**WHAT YOU ARE ASKED TO DO:**
Provide only the number of lines in the records below that include "eVols".

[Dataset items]

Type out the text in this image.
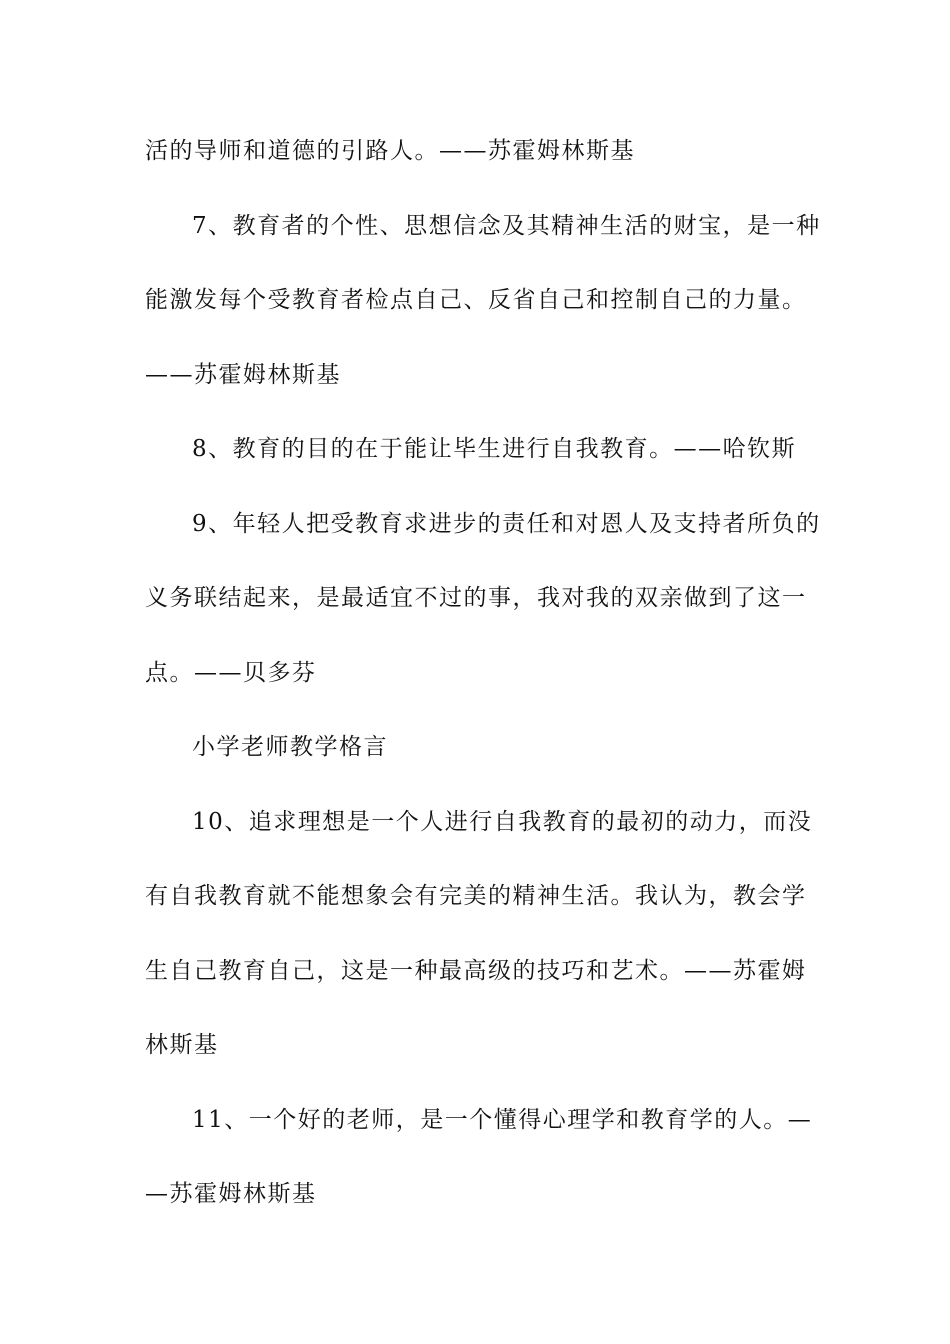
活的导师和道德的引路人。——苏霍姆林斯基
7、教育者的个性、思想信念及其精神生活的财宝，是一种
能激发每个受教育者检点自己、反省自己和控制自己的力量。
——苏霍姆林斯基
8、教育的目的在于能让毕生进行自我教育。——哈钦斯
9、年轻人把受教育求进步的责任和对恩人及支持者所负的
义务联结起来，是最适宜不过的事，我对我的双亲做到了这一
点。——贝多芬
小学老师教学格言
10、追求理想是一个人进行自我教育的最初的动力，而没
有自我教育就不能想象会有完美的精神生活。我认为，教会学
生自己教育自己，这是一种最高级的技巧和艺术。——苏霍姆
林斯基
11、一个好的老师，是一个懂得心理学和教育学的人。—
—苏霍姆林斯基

---

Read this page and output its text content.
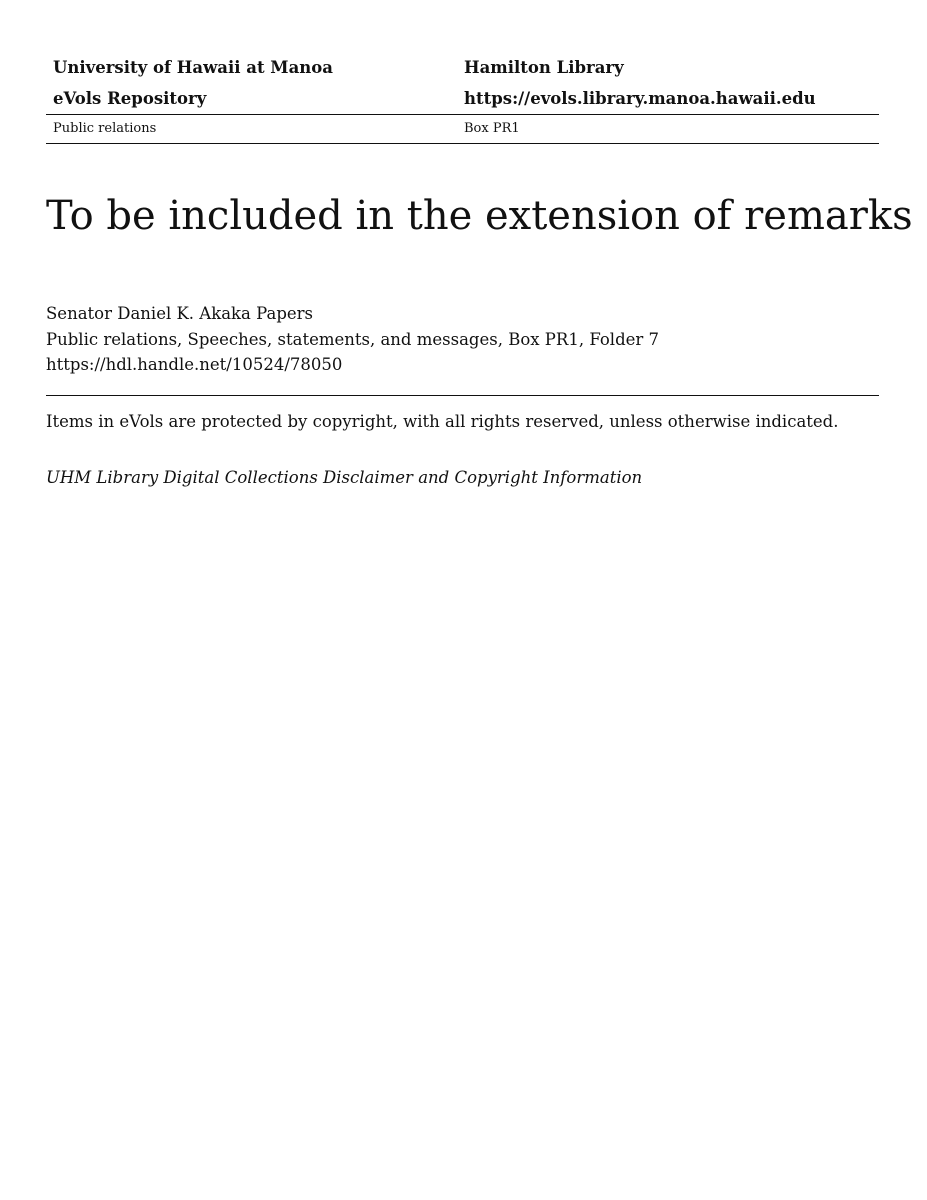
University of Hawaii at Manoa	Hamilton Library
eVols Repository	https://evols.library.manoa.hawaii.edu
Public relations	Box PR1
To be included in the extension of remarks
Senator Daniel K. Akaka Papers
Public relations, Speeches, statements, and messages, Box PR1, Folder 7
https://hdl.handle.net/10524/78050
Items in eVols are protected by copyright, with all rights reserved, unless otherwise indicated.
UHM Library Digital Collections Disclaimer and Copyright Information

**TASK RESULT:**
2